— YOUR INSTRUCTIONS —
What follows is a listing to be transcribed exactly.

+===+

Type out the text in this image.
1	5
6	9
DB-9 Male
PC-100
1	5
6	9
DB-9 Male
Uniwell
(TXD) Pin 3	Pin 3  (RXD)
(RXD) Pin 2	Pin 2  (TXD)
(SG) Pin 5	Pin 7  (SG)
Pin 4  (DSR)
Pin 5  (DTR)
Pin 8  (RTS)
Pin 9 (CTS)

+===+

— WRITTEN REPLY —
Type out the text in this image.
1	5
6	9
DB-9 Male
PC-100
1	5
6	9
DB-9 Male
Uniwell
(TXD) Pin 3	Pin 3  (RXD)
(RXD) Pin 2	Pin 2  (TXD)
(SG) Pin 5	Pin 7  (SG)
Pin 4  (DSR)
Pin 5  (DTR)
Pin 8  (RTS)
Pin 9 (CTS)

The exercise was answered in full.